══ GIVEN RECORDS ══

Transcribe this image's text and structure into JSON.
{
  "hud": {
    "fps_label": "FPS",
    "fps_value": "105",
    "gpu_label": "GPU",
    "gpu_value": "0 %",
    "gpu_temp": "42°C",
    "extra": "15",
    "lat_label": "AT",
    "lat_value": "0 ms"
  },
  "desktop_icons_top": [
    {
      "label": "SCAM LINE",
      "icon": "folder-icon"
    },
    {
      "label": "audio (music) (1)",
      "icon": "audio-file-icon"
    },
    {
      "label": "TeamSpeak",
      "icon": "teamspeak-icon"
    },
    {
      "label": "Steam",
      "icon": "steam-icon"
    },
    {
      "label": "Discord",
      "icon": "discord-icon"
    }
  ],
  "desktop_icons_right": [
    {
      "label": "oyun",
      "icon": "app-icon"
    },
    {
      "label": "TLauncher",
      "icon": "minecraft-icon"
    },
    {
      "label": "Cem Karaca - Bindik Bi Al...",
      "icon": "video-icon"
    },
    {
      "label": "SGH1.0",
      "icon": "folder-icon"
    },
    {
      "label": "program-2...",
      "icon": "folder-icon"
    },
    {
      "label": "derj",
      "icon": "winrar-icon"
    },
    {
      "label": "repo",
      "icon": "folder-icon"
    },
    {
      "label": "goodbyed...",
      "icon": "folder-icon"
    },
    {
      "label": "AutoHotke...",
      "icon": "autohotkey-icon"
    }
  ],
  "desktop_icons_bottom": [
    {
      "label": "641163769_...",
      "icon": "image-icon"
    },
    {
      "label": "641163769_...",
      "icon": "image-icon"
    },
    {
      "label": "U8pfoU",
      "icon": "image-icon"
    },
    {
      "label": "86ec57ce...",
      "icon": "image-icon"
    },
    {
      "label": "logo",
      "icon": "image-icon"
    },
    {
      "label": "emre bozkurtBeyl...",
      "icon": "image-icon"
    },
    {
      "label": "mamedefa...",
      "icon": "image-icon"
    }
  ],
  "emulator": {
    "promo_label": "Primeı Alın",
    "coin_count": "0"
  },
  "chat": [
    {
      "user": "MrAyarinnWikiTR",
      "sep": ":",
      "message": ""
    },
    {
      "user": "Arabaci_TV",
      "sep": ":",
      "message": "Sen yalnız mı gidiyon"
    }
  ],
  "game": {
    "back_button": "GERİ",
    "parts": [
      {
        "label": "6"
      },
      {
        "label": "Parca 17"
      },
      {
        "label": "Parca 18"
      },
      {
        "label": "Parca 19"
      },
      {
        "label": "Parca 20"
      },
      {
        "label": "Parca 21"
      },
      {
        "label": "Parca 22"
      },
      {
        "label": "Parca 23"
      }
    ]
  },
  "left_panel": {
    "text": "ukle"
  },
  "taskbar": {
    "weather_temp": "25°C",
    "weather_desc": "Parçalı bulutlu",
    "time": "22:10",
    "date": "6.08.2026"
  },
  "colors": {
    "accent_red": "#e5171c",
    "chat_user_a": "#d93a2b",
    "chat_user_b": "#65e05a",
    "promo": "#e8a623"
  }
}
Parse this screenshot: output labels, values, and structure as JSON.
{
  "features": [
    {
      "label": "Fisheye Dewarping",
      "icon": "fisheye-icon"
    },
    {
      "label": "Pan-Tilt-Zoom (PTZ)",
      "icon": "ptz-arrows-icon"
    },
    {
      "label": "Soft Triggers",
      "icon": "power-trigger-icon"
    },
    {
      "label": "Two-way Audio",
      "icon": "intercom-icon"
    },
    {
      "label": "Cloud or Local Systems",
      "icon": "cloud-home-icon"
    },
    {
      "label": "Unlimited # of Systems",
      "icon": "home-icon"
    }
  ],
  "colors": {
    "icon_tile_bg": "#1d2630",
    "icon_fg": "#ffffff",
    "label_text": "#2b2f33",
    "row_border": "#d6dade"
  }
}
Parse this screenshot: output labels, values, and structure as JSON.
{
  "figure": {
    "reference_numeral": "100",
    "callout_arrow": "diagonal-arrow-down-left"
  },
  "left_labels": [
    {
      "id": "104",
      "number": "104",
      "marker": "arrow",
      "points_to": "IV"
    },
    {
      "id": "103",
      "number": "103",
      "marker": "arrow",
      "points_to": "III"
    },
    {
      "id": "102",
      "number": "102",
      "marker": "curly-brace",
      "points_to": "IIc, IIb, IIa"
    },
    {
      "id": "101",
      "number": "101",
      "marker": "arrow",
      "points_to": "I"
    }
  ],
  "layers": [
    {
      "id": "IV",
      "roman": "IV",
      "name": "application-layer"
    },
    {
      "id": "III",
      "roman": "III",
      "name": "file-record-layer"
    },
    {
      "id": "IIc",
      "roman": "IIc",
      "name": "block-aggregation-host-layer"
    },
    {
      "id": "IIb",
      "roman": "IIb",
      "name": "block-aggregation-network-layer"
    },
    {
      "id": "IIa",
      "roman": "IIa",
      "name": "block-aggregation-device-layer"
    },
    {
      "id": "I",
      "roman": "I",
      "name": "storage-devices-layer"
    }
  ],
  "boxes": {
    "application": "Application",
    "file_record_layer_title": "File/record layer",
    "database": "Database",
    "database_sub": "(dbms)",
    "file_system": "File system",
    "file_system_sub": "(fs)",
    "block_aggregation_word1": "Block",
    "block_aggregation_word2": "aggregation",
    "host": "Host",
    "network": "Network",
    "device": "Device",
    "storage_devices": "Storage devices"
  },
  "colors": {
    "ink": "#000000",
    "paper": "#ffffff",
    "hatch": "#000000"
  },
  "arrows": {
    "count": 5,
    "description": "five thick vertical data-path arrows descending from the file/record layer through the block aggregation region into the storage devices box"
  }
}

═══

Restate all of the entries above precisely.

Transcribe this image's text and structure into JSON.
{
  "hud": {
    "fps_label": "FPS",
    "fps_value": "105",
    "gpu_label": "GPU",
    "gpu_value": "0 %",
    "gpu_temp": "42°C",
    "extra": "15",
    "lat_label": "AT",
    "lat_value": "0 ms"
  },
  "desktop_icons_top": [
    {
      "label": "SCAM LINE",
      "icon": "folder-icon"
    },
    {
      "label": "audio (music) (1)",
      "icon": "audio-file-icon"
    },
    {
      "label": "TeamSpeak",
      "icon": "teamspeak-icon"
    },
    {
      "label": "Steam",
      "icon": "steam-icon"
    },
    {
      "label": "Discord",
      "icon": "discord-icon"
    }
  ],
  "desktop_icons_right": [
    {
      "label": "oyun",
      "icon": "app-icon"
    },
    {
      "label": "TLauncher",
      "icon": "minecraft-icon"
    },
    {
      "label": "Cem Karaca - Bindik Bi Al...",
      "icon": "video-icon"
    },
    {
      "label": "SGH1.0",
      "icon": "folder-icon"
    },
    {
      "label": "program-2...",
      "icon": "folder-icon"
    },
    {
      "label": "derj",
      "icon": "winrar-icon"
    },
    {
      "label": "repo",
      "icon": "folder-icon"
    },
    {
      "label": "goodbyed...",
      "icon": "folder-icon"
    },
    {
      "label": "AutoHotke...",
      "icon": "autohotkey-icon"
    }
  ],
  "desktop_icons_bottom": [
    {
      "label": "641163769_...",
      "icon": "image-icon"
    },
    {
      "label": "641163769_...",
      "icon": "image-icon"
    },
    {
      "label": "U8pfoU",
      "icon": "image-icon"
    },
    {
      "label": "86ec57ce...",
      "icon": "image-icon"
    },
    {
      "label": "logo",
      "icon": "image-icon"
    },
    {
      "label": "emre bozkurtBeyl...",
      "icon": "image-icon"
    },
    {
      "label": "mamedefa...",
      "icon": "image-icon"
    }
  ],
  "emulator": {
    "promo_label": "Primeı Alın",
    "coin_count": "0"
  },
  "chat": [
    {
      "user": "MrAyarinnWikiTR",
      "sep": ":",
      "message": ""
    },
    {
      "user": "Arabaci_TV",
      "sep": ":",
      "message": "Sen yalnız mı gidiyon"
    }
  ],
  "game": {
    "back_button": "GERİ",
    "parts": [
      {
        "label": "6"
      },
      {
        "label": "Parca 17"
      },
      {
        "label": "Parca 18"
      },
      {
        "label": "Parca 19"
      },
      {
        "label": "Parca 20"
      },
      {
        "label": "Parca 21"
      },
      {
        "label": "Parca 22"
      },
      {
        "label": "Parca 23"
      }
    ]
  },
  "left_panel": {
    "text": "ukle"
  },
  "taskbar": {
    "weather_temp": "25°C",
    "weather_desc": "Parçalı bulutlu",
    "time": "22:10",
    "date": "6.08.2026"
  },
  "colors": {
    "accent_red": "#e5171c",
    "chat_user_a": "#d93a2b",
    "chat_user_b": "#65e05a",
    "promo": "#e8a623"
  }
}
Parse this screenshot: output labels, values, and structure as JSON.
{
  "features": [
    {
      "label": "Fisheye Dewarping",
      "icon": "fisheye-icon"
    },
    {
      "label": "Pan-Tilt-Zoom (PTZ)",
      "icon": "ptz-arrows-icon"
    },
    {
      "label": "Soft Triggers",
      "icon": "power-trigger-icon"
    },
    {
      "label": "Two-way Audio",
      "icon": "intercom-icon"
    },
    {
      "label": "Cloud or Local Systems",
      "icon": "cloud-home-icon"
    },
    {
      "label": "Unlimited # of Systems",
      "icon": "home-icon"
    }
  ],
  "colors": {
    "icon_tile_bg": "#1d2630",
    "icon_fg": "#ffffff",
    "label_text": "#2b2f33",
    "row_border": "#d6dade"
  }
}
Parse this screenshot: output labels, values, and structure as JSON.
{
  "figure": {
    "reference_numeral": "100",
    "callout_arrow": "diagonal-arrow-down-left"
  },
  "left_labels": [
    {
      "id": "104",
      "number": "104",
      "marker": "arrow",
      "points_to": "IV"
    },
    {
      "id": "103",
      "number": "103",
      "marker": "arrow",
      "points_to": "III"
    },
    {
      "id": "102",
      "number": "102",
      "marker": "curly-brace",
      "points_to": "IIc, IIb, IIa"
    },
    {
      "id": "101",
      "number": "101",
      "marker": "arrow",
      "points_to": "I"
    }
  ],
  "layers": [
    {
      "id": "IV",
      "roman": "IV",
      "name": "application-layer"
    },
    {
      "id": "III",
      "roman": "III",
      "name": "file-record-layer"
    },
    {
      "id": "IIc",
      "roman": "IIc",
      "name": "block-aggregation-host-layer"
    },
    {
      "id": "IIb",
      "roman": "IIb",
      "name": "block-aggregation-network-layer"
    },
    {
      "id": "IIa",
      "roman": "IIa",
      "name": "block-aggregation-device-layer"
    },
    {
      "id": "I",
      "roman": "I",
      "name": "storage-devices-layer"
    }
  ],
  "boxes": {
    "application": "Application",
    "file_record_layer_title": "File/record layer",
    "database": "Database",
    "database_sub": "(dbms)",
    "file_system": "File system",
    "file_system_sub": "(fs)",
    "block_aggregation_word1": "Block",
    "block_aggregation_word2": "aggregation",
    "host": "Host",
    "network": "Network",
    "device": "Device",
    "storage_devices": "Storage devices"
  },
  "colors": {
    "ink": "#000000",
    "paper": "#ffffff",
    "hatch": "#000000"
  },
  "arrows": {
    "count": 5,
    "description": "five thick vertical data-path arrows descending from the file/record layer through the block aggregation region into the storage devices box"
  }
}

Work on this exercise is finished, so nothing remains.